● Written exercise
Reproduce all of the data that follows, character for character.

● ● ● ● ● ● ●

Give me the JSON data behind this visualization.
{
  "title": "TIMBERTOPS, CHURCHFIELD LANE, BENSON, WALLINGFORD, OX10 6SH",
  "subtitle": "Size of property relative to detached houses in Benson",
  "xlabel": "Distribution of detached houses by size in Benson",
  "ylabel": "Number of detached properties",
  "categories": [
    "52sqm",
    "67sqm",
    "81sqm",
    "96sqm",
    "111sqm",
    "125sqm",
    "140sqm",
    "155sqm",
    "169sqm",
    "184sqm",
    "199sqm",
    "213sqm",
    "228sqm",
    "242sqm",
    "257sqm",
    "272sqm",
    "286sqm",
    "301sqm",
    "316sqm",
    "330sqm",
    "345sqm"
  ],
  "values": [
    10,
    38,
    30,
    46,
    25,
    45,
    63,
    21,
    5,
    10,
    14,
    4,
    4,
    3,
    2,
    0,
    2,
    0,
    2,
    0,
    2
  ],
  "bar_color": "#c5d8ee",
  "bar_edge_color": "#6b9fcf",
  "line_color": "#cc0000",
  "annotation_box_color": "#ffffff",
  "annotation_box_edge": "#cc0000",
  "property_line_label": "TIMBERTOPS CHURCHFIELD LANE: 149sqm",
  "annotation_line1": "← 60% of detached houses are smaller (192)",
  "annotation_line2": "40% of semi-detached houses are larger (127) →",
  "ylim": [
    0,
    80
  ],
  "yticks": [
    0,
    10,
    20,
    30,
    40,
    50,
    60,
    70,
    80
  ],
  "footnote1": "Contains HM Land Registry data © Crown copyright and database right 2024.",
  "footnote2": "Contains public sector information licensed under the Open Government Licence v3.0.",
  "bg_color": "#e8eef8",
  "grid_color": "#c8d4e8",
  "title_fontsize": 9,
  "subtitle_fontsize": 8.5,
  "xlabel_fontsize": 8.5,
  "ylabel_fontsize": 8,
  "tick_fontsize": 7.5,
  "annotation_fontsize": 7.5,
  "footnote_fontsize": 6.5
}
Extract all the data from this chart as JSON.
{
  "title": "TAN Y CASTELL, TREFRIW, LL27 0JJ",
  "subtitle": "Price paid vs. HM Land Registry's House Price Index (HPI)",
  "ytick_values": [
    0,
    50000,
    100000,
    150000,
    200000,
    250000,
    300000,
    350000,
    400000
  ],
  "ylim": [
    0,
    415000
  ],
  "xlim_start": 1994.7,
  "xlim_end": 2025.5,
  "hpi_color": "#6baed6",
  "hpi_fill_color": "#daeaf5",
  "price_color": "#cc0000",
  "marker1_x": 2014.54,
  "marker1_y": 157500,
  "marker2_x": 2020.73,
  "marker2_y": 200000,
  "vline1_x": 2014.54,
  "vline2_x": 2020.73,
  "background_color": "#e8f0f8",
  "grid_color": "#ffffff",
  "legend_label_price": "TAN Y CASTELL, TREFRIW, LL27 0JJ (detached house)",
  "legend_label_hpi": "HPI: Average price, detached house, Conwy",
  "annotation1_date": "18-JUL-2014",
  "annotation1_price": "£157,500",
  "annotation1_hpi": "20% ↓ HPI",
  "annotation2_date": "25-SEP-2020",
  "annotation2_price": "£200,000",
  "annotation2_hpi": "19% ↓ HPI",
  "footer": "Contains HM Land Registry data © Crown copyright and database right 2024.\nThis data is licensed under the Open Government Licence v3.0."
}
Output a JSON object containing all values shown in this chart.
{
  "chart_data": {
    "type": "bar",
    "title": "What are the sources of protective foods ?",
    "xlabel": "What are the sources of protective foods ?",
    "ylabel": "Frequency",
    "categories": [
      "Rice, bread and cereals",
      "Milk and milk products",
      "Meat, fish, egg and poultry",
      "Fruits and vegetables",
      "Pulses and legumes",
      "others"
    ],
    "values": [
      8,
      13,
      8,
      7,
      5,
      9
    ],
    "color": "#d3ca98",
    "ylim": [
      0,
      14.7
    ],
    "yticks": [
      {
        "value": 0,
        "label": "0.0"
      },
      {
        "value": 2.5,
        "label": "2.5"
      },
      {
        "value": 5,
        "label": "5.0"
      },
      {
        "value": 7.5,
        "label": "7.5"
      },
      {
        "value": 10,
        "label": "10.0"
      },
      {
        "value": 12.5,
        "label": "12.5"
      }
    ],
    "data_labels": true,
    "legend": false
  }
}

● ● ● ● ● ● ●

● Worked solution
Give me the JSON data behind this visualization.
{
  "title": "TIMBERTOPS, CHURCHFIELD LANE, BENSON, WALLINGFORD, OX10 6SH",
  "subtitle": "Size of property relative to detached houses in Benson",
  "xlabel": "Distribution of detached houses by size in Benson",
  "ylabel": "Number of detached properties",
  "categories": [
    "52sqm",
    "67sqm",
    "81sqm",
    "96sqm",
    "111sqm",
    "125sqm",
    "140sqm",
    "155sqm",
    "169sqm",
    "184sqm",
    "199sqm",
    "213sqm",
    "228sqm",
    "242sqm",
    "257sqm",
    "272sqm",
    "286sqm",
    "301sqm",
    "316sqm",
    "330sqm",
    "345sqm"
  ],
  "values": [
    10,
    38,
    30,
    46,
    25,
    45,
    63,
    21,
    5,
    10,
    14,
    4,
    4,
    3,
    2,
    0,
    2,
    0,
    2,
    0,
    2
  ],
  "bar_color": "#c5d8ee",
  "bar_edge_color": "#6b9fcf",
  "line_color": "#cc0000",
  "annotation_box_color": "#ffffff",
  "annotation_box_edge": "#cc0000",
  "property_line_label": "TIMBERTOPS CHURCHFIELD LANE: 149sqm",
  "annotation_line1": "← 60% of detached houses are smaller (192)",
  "annotation_line2": "40% of semi-detached houses are larger (127) →",
  "ylim": [
    0,
    80
  ],
  "yticks": [
    0,
    10,
    20,
    30,
    40,
    50,
    60,
    70,
    80
  ],
  "footnote1": "Contains HM Land Registry data © Crown copyright and database right 2024.",
  "footnote2": "Contains public sector information licensed under the Open Government Licence v3.0.",
  "bg_color": "#e8eef8",
  "grid_color": "#c8d4e8",
  "title_fontsize": 9,
  "subtitle_fontsize": 8.5,
  "xlabel_fontsize": 8.5,
  "ylabel_fontsize": 8,
  "tick_fontsize": 7.5,
  "annotation_fontsize": 7.5,
  "footnote_fontsize": 6.5
}
Extract all the data from this chart as JSON.
{
  "title": "TAN Y CASTELL, TREFRIW, LL27 0JJ",
  "subtitle": "Price paid vs. HM Land Registry's House Price Index (HPI)",
  "ytick_values": [
    0,
    50000,
    100000,
    150000,
    200000,
    250000,
    300000,
    350000,
    400000
  ],
  "ylim": [
    0,
    415000
  ],
  "xlim_start": 1994.7,
  "xlim_end": 2025.5,
  "hpi_color": "#6baed6",
  "hpi_fill_color": "#daeaf5",
  "price_color": "#cc0000",
  "marker1_x": 2014.54,
  "marker1_y": 157500,
  "marker2_x": 2020.73,
  "marker2_y": 200000,
  "vline1_x": 2014.54,
  "vline2_x": 2020.73,
  "background_color": "#e8f0f8",
  "grid_color": "#ffffff",
  "legend_label_price": "TAN Y CASTELL, TREFRIW, LL27 0JJ (detached house)",
  "legend_label_hpi": "HPI: Average price, detached house, Conwy",
  "annotation1_date": "18-JUL-2014",
  "annotation1_price": "£157,500",
  "annotation1_hpi": "20% ↓ HPI",
  "annotation2_date": "25-SEP-2020",
  "annotation2_price": "£200,000",
  "annotation2_hpi": "19% ↓ HPI",
  "footer": "Contains HM Land Registry data © Crown copyright and database right 2024.\nThis data is licensed under the Open Government Licence v3.0."
}
Output a JSON object containing all values shown in this chart.
{
  "chart_data": {
    "type": "bar",
    "title": "What are the sources of protective foods ?",
    "xlabel": "What are the sources of protective foods ?",
    "ylabel": "Frequency",
    "categories": [
      "Rice, bread and cereals",
      "Milk and milk products",
      "Meat, fish, egg and poultry",
      "Fruits and vegetables",
      "Pulses and legumes",
      "others"
    ],
    "values": [
      8,
      13,
      8,
      7,
      5,
      9
    ],
    "color": "#d3ca98",
    "ylim": [
      0,
      14.7
    ],
    "yticks": [
      {
        "value": 0,
        "label": "0.0"
      },
      {
        "value": 2.5,
        "label": "2.5"
      },
      {
        "value": 5,
        "label": "5.0"
      },
      {
        "value": 7.5,
        "label": "7.5"
      },
      {
        "value": 10,
        "label": "10.0"
      },
      {
        "value": 12.5,
        "label": "12.5"
      }
    ],
    "data_labels": true,
    "legend": false
  }
}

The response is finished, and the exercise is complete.